◆ WHAT THE TASK ASKS ◆
For the data below, work out how many lines include the string "structured" and report only the number.
══ DATA SUPPLIED ══
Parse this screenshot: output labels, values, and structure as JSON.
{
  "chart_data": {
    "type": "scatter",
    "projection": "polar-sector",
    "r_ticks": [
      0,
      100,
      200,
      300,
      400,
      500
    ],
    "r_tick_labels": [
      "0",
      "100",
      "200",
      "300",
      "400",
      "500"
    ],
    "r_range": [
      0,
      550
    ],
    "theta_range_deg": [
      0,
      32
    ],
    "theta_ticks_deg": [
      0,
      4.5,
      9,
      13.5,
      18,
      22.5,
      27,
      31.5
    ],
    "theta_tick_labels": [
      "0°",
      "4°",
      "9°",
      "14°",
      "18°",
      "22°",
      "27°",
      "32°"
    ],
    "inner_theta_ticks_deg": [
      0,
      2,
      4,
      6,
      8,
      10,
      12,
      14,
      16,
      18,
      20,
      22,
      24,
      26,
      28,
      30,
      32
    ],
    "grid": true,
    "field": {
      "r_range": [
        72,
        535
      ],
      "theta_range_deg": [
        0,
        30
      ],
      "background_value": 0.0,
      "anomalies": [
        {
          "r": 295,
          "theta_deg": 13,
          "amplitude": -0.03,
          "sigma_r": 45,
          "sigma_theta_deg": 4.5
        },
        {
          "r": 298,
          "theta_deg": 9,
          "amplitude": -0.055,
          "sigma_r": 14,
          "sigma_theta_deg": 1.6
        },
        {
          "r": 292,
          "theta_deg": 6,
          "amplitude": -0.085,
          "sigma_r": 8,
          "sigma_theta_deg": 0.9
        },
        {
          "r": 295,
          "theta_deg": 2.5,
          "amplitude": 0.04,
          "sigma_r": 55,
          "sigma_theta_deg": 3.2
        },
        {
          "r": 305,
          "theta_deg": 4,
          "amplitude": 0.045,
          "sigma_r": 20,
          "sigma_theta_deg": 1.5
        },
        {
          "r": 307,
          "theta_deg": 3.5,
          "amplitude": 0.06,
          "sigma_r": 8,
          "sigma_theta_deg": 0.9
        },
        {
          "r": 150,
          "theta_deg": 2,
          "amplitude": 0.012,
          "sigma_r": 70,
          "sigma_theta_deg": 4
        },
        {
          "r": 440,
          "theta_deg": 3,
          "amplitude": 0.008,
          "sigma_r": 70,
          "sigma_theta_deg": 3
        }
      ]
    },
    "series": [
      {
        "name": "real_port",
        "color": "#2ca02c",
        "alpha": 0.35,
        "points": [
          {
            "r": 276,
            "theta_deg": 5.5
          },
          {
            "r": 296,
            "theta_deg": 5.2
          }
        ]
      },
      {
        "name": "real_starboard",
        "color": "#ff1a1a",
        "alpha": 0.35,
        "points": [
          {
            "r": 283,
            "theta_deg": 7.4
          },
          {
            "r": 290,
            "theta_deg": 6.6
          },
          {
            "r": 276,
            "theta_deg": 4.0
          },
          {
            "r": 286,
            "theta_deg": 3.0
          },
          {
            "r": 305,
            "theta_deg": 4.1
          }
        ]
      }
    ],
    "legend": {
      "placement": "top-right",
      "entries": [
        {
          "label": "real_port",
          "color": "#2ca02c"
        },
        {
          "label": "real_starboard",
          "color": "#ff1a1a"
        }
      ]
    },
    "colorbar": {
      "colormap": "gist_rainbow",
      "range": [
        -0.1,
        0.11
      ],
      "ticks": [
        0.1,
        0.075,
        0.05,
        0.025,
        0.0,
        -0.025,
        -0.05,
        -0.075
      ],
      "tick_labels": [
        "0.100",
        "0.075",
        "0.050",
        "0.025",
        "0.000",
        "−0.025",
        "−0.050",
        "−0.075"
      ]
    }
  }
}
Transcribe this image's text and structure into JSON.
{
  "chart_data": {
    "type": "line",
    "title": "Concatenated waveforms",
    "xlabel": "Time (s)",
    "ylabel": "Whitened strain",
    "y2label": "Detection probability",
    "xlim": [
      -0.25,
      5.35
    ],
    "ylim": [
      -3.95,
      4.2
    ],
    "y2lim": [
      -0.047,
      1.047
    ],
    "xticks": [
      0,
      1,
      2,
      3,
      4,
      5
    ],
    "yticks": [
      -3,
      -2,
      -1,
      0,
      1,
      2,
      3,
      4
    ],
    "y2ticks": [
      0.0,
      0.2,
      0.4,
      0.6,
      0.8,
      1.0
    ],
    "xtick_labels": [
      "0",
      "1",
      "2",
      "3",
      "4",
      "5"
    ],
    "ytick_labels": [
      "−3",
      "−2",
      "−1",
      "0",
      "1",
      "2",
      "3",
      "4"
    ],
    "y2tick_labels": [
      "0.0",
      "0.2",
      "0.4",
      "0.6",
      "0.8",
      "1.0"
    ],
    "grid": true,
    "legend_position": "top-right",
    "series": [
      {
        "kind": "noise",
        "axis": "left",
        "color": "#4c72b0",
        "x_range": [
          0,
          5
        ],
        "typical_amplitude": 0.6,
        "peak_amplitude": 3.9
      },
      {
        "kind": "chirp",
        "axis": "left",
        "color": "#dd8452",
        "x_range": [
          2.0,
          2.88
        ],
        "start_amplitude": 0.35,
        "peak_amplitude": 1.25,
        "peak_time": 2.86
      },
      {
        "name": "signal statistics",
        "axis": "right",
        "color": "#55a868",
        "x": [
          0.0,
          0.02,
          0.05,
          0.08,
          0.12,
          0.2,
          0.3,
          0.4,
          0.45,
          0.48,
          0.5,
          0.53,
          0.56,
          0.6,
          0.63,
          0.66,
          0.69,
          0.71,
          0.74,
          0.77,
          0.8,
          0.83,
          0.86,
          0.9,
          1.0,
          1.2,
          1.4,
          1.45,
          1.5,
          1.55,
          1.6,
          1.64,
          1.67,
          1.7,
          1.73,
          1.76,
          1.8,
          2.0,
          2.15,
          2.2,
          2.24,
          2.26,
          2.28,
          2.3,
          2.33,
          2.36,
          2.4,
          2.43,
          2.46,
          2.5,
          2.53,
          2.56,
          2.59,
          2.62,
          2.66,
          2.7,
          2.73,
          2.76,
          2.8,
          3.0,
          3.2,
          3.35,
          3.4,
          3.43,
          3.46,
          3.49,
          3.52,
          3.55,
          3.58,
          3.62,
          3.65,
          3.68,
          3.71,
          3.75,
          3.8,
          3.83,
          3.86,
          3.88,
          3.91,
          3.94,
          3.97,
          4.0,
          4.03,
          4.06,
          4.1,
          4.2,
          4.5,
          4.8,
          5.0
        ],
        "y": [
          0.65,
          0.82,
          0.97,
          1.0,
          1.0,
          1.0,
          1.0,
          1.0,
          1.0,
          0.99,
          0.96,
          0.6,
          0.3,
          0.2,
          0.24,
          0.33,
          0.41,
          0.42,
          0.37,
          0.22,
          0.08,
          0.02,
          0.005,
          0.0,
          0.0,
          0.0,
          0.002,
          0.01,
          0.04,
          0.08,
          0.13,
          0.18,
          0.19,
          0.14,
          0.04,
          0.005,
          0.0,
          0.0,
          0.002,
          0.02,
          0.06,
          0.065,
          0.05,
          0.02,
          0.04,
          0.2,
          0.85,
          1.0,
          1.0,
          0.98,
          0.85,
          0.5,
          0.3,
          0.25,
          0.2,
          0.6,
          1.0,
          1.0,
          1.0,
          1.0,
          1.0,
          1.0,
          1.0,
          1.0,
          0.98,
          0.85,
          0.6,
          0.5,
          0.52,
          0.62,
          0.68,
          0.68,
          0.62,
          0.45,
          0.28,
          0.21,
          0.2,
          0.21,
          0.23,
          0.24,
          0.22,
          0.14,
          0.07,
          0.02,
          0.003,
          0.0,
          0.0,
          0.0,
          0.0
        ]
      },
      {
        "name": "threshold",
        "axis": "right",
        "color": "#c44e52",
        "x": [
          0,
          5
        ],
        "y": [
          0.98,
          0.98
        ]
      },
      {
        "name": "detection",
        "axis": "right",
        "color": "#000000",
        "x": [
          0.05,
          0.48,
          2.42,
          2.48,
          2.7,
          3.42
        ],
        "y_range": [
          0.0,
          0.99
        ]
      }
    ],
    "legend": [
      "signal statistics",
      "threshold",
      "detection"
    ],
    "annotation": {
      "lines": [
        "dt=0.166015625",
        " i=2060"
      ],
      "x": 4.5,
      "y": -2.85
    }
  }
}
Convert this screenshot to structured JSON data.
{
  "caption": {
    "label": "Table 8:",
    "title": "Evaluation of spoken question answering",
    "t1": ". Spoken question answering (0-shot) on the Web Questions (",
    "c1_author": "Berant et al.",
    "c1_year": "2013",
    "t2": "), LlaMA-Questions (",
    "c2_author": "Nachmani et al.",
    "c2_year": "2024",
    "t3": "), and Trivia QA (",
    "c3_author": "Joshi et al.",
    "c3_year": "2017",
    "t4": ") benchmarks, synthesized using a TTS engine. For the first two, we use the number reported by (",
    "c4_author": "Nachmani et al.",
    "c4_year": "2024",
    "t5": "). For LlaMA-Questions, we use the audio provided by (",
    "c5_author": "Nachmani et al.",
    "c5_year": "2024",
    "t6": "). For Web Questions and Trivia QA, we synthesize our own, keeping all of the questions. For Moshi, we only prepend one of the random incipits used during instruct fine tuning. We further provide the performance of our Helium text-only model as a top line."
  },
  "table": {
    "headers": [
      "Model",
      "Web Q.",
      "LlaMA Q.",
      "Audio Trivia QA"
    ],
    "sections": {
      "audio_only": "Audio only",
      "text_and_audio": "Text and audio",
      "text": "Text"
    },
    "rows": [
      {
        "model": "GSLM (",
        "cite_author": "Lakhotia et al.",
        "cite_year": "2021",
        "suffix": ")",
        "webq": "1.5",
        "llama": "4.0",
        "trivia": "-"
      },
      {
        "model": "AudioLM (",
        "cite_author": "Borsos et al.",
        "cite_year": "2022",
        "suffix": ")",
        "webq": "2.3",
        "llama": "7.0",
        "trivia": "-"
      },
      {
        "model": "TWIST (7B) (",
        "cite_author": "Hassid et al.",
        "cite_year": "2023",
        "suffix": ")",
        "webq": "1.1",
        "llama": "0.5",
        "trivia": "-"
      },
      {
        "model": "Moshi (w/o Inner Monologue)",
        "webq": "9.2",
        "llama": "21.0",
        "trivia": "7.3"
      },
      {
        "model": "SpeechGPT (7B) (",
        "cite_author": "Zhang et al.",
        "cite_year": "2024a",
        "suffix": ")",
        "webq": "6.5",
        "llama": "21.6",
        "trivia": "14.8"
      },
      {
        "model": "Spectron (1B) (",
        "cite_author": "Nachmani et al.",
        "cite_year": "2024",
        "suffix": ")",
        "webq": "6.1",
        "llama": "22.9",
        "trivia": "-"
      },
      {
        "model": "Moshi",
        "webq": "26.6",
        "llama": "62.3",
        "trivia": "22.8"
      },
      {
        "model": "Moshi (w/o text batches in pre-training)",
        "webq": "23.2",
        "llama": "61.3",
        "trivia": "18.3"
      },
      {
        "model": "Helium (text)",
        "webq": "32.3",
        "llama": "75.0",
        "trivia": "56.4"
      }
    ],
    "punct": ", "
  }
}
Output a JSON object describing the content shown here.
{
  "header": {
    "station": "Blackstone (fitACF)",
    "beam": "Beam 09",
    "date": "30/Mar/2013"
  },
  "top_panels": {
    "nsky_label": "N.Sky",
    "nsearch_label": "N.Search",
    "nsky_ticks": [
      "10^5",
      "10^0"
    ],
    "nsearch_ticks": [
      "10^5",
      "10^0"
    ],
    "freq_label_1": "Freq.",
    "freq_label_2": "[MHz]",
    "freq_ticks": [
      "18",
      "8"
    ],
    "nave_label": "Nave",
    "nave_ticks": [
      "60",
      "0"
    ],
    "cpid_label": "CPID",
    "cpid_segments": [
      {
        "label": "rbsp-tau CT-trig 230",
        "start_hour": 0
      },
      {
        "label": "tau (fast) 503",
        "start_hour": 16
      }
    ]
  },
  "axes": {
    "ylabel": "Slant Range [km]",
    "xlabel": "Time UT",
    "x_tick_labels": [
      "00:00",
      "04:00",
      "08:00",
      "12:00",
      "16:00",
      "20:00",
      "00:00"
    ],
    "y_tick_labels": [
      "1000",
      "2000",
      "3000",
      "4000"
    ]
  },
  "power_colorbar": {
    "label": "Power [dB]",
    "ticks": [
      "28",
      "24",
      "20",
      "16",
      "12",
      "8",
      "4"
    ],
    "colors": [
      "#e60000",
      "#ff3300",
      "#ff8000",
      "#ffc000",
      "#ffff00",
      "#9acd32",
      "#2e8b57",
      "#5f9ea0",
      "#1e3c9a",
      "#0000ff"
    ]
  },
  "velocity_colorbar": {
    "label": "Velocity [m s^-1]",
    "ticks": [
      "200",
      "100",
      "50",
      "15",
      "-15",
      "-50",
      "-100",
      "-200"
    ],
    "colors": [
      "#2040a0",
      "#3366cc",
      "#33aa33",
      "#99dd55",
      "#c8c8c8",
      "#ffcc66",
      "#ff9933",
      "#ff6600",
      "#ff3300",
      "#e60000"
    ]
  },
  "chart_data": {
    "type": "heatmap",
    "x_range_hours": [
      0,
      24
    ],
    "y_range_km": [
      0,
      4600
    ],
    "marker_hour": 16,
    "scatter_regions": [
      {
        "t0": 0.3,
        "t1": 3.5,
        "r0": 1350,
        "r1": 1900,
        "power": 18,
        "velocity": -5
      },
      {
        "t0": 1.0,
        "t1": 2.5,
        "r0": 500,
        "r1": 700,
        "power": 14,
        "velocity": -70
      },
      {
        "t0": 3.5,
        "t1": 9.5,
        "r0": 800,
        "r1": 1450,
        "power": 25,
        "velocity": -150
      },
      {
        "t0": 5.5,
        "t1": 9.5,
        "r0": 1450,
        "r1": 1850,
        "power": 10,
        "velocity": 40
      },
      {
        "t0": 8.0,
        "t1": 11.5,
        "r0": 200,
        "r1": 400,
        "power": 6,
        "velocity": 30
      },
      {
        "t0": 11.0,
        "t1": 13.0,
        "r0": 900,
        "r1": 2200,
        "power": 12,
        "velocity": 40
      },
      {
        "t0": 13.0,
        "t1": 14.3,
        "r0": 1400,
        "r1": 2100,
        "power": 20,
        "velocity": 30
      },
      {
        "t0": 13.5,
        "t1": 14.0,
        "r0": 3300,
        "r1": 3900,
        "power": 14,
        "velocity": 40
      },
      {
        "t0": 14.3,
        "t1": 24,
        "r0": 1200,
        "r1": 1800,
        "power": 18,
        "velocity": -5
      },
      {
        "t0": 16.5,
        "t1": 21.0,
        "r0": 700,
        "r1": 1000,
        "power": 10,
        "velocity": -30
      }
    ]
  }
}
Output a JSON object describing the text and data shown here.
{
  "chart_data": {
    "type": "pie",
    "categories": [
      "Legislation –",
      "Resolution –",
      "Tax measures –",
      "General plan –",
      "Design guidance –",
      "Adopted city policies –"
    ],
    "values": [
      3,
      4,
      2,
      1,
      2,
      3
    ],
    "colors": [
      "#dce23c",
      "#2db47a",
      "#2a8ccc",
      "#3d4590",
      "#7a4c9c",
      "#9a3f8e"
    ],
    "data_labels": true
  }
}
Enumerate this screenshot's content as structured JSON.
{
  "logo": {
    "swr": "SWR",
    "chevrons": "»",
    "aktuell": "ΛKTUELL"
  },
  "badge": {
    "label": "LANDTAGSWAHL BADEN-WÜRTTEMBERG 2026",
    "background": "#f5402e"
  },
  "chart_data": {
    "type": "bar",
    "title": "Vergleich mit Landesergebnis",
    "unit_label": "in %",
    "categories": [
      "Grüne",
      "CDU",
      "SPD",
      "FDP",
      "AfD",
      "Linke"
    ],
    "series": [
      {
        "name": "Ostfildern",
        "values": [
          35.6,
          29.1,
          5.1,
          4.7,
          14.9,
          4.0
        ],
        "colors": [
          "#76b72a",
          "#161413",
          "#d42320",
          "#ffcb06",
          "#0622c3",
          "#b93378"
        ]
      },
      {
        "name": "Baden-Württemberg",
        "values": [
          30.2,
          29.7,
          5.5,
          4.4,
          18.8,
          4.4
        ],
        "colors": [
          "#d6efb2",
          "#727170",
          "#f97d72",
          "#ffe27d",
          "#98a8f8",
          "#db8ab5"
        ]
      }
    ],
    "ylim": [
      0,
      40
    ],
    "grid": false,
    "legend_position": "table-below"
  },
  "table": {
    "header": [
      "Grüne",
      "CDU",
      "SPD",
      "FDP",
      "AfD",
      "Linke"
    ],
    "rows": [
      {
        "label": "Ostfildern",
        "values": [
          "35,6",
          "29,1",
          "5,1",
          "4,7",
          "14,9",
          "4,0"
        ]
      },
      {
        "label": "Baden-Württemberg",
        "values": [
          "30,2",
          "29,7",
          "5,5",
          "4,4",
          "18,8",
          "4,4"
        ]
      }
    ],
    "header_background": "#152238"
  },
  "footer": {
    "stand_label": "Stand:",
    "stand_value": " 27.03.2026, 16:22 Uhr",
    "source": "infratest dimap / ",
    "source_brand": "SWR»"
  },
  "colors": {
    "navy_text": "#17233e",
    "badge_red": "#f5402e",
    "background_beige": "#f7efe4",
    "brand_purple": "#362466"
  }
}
═══
◆ TASK OUTPUT ◆
2